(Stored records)
— START —

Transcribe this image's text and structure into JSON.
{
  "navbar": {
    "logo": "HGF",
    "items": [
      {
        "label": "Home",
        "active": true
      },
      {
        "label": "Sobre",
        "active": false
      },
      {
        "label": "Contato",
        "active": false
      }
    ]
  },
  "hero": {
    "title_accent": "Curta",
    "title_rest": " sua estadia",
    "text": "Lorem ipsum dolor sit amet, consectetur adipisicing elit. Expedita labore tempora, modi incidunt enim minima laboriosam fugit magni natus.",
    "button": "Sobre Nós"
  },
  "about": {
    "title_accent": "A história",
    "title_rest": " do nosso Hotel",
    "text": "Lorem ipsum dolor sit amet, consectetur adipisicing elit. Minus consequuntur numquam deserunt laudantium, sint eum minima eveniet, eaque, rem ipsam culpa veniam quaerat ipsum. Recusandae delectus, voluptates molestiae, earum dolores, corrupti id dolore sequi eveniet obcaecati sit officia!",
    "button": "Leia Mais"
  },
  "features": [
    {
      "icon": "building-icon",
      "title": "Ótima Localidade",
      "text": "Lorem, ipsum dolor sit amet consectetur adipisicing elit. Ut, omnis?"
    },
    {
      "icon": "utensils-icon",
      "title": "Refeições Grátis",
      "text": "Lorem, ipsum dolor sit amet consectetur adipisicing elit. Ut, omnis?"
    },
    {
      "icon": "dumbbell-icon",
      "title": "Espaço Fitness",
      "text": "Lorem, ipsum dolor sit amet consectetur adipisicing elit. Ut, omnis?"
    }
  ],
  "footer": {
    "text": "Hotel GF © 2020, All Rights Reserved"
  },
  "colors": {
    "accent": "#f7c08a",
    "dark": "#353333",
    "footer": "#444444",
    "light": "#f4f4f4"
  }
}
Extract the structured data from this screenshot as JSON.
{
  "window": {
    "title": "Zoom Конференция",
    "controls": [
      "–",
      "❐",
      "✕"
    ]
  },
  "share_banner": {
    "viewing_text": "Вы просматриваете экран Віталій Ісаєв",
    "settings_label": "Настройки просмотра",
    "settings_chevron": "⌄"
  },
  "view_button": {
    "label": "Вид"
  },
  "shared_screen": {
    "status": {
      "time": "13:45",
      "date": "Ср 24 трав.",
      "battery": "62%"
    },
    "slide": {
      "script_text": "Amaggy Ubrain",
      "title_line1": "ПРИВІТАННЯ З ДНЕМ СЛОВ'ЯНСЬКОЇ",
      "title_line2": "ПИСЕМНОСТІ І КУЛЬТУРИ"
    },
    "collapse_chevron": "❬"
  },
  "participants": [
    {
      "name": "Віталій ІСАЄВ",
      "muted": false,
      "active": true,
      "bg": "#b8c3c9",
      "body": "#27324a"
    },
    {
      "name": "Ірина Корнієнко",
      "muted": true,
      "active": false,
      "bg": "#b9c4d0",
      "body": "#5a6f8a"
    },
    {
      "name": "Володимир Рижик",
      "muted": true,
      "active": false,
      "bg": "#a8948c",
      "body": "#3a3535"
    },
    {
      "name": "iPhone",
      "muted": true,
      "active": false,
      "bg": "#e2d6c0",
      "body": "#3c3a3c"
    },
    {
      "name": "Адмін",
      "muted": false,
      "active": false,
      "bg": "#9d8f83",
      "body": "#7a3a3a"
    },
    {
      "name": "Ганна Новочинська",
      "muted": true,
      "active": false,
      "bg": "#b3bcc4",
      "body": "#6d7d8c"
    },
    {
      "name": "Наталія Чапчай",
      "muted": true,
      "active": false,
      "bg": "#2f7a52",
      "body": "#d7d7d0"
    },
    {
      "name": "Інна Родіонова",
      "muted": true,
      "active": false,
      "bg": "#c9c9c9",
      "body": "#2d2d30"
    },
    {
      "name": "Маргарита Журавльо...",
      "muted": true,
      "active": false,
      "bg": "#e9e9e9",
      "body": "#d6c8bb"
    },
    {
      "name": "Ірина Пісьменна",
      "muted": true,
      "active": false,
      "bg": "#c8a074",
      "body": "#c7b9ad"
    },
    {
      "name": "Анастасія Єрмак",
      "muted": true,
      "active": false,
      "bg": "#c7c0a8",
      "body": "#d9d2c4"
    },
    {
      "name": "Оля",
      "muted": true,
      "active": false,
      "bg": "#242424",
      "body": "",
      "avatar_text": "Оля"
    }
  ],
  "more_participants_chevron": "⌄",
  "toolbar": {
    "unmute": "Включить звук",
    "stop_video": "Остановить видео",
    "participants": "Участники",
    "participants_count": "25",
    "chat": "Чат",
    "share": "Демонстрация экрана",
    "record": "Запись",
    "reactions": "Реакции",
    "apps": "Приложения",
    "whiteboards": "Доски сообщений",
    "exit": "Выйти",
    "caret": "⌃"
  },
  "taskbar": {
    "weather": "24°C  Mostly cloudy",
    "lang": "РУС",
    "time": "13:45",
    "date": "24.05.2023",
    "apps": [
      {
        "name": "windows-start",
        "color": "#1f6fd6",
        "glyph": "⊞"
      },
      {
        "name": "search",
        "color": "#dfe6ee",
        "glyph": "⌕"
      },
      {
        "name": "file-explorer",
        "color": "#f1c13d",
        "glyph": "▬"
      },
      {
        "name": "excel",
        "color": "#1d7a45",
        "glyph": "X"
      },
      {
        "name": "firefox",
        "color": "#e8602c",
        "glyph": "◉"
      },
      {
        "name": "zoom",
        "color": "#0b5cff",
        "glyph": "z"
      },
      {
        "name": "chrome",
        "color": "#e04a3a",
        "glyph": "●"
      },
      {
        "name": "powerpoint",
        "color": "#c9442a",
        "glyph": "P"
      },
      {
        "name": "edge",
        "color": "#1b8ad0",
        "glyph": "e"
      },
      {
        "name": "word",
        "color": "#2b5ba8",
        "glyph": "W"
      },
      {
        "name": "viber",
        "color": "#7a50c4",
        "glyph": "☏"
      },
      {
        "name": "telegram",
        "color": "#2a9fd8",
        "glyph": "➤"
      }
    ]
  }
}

— END —

■ What the task asks ■
Retype the material in full. Each word must match.

■ Answer to the problem ■
Transcribe this image's text and structure into JSON.
{
  "navbar": {
    "logo": "HGF",
    "items": [
      {
        "label": "Home",
        "active": true
      },
      {
        "label": "Sobre",
        "active": false
      },
      {
        "label": "Contato",
        "active": false
      }
    ]
  },
  "hero": {
    "title_accent": "Curta",
    "title_rest": " sua estadia",
    "text": "Lorem ipsum dolor sit amet, consectetur adipisicing elit. Expedita labore tempora, modi incidunt enim minima laboriosam fugit magni natus.",
    "button": "Sobre Nós"
  },
  "about": {
    "title_accent": "A história",
    "title_rest": " do nosso Hotel",
    "text": "Lorem ipsum dolor sit amet, consectetur adipisicing elit. Minus consequuntur numquam deserunt laudantium, sint eum minima eveniet, eaque, rem ipsam culpa veniam quaerat ipsum. Recusandae delectus, voluptates molestiae, earum dolores, corrupti id dolore sequi eveniet obcaecati sit officia!",
    "button": "Leia Mais"
  },
  "features": [
    {
      "icon": "building-icon",
      "title": "Ótima Localidade",
      "text": "Lorem, ipsum dolor sit amet consectetur adipisicing elit. Ut, omnis?"
    },
    {
      "icon": "utensils-icon",
      "title": "Refeições Grátis",
      "text": "Lorem, ipsum dolor sit amet consectetur adipisicing elit. Ut, omnis?"
    },
    {
      "icon": "dumbbell-icon",
      "title": "Espaço Fitness",
      "text": "Lorem, ipsum dolor sit amet consectetur adipisicing elit. Ut, omnis?"
    }
  ],
  "footer": {
    "text": "Hotel GF © 2020, All Rights Reserved"
  },
  "colors": {
    "accent": "#f7c08a",
    "dark": "#353333",
    "footer": "#444444",
    "light": "#f4f4f4"
  }
}
Extract the structured data from this screenshot as JSON.
{
  "window": {
    "title": "Zoom Конференция",
    "controls": [
      "–",
      "❐",
      "✕"
    ]
  },
  "share_banner": {
    "viewing_text": "Вы просматриваете экран Віталій Ісаєв",
    "settings_label": "Настройки просмотра",
    "settings_chevron": "⌄"
  },
  "view_button": {
    "label": "Вид"
  },
  "shared_screen": {
    "status": {
      "time": "13:45",
      "date": "Ср 24 трав.",
      "battery": "62%"
    },
    "slide": {
      "script_text": "Amaggy Ubrain",
      "title_line1": "ПРИВІТАННЯ З ДНЕМ СЛОВ'ЯНСЬКОЇ",
      "title_line2": "ПИСЕМНОСТІ І КУЛЬТУРИ"
    },
    "collapse_chevron": "❬"
  },
  "participants": [
    {
      "name": "Віталій ІСАЄВ",
      "muted": false,
      "active": true,
      "bg": "#b8c3c9",
      "body": "#27324a"
    },
    {
      "name": "Ірина Корнієнко",
      "muted": true,
      "active": false,
      "bg": "#b9c4d0",
      "body": "#5a6f8a"
    },
    {
      "name": "Володимир Рижик",
      "muted": true,
      "active": false,
      "bg": "#a8948c",
      "body": "#3a3535"
    },
    {
      "name": "iPhone",
      "muted": true,
      "active": false,
      "bg": "#e2d6c0",
      "body": "#3c3a3c"
    },
    {
      "name": "Адмін",
      "muted": false,
      "active": false,
      "bg": "#9d8f83",
      "body": "#7a3a3a"
    },
    {
      "name": "Ганна Новочинська",
      "muted": true,
      "active": false,
      "bg": "#b3bcc4",
      "body": "#6d7d8c"
    },
    {
      "name": "Наталія Чапчай",
      "muted": true,
      "active": false,
      "bg": "#2f7a52",
      "body": "#d7d7d0"
    },
    {
      "name": "Інна Родіонова",
      "muted": true,
      "active": false,
      "bg": "#c9c9c9",
      "body": "#2d2d30"
    },
    {
      "name": "Маргарита Журавльо...",
      "muted": true,
      "active": false,
      "bg": "#e9e9e9",
      "body": "#d6c8bb"
    },
    {
      "name": "Ірина Пісьменна",
      "muted": true,
      "active": false,
      "bg": "#c8a074",
      "body": "#c7b9ad"
    },
    {
      "name": "Анастасія Єрмак",
      "muted": true,
      "active": false,
      "bg": "#c7c0a8",
      "body": "#d9d2c4"
    },
    {
      "name": "Оля",
      "muted": true,
      "active": false,
      "bg": "#242424",
      "body": "",
      "avatar_text": "Оля"
    }
  ],
  "more_participants_chevron": "⌄",
  "toolbar": {
    "unmute": "Включить звук",
    "stop_video": "Остановить видео",
    "participants": "Участники",
    "participants_count": "25",
    "chat": "Чат",
    "share": "Демонстрация экрана",
    "record": "Запись",
    "reactions": "Реакции",
    "apps": "Приложения",
    "whiteboards": "Доски сообщений",
    "exit": "Выйти",
    "caret": "⌃"
  },
  "taskbar": {
    "weather": "24°C  Mostly cloudy",
    "lang": "РУС",
    "time": "13:45",
    "date": "24.05.2023",
    "apps": [
      {
        "name": "windows-start",
        "color": "#1f6fd6",
        "glyph": "⊞"
      },
      {
        "name": "search",
        "color": "#dfe6ee",
        "glyph": "⌕"
      },
      {
        "name": "file-explorer",
        "color": "#f1c13d",
        "glyph": "▬"
      },
      {
        "name": "excel",
        "color": "#1d7a45",
        "glyph": "X"
      },
      {
        "name": "firefox",
        "color": "#e8602c",
        "glyph": "◉"
      },
      {
        "name": "zoom",
        "color": "#0b5cff",
        "glyph": "z"
      },
      {
        "name": "chrome",
        "color": "#e04a3a",
        "glyph": "●"
      },
      {
        "name": "powerpoint",
        "color": "#c9442a",
        "glyph": "P"
      },
      {
        "name": "edge",
        "color": "#1b8ad0",
        "glyph": "e"
      },
      {
        "name": "word",
        "color": "#2b5ba8",
        "glyph": "W"
      },
      {
        "name": "viber",
        "color": "#7a50c4",
        "glyph": "☏"
      },
      {
        "name": "telegram",
        "color": "#2a9fd8",
        "glyph": "➤"
      }
    ]
  }
}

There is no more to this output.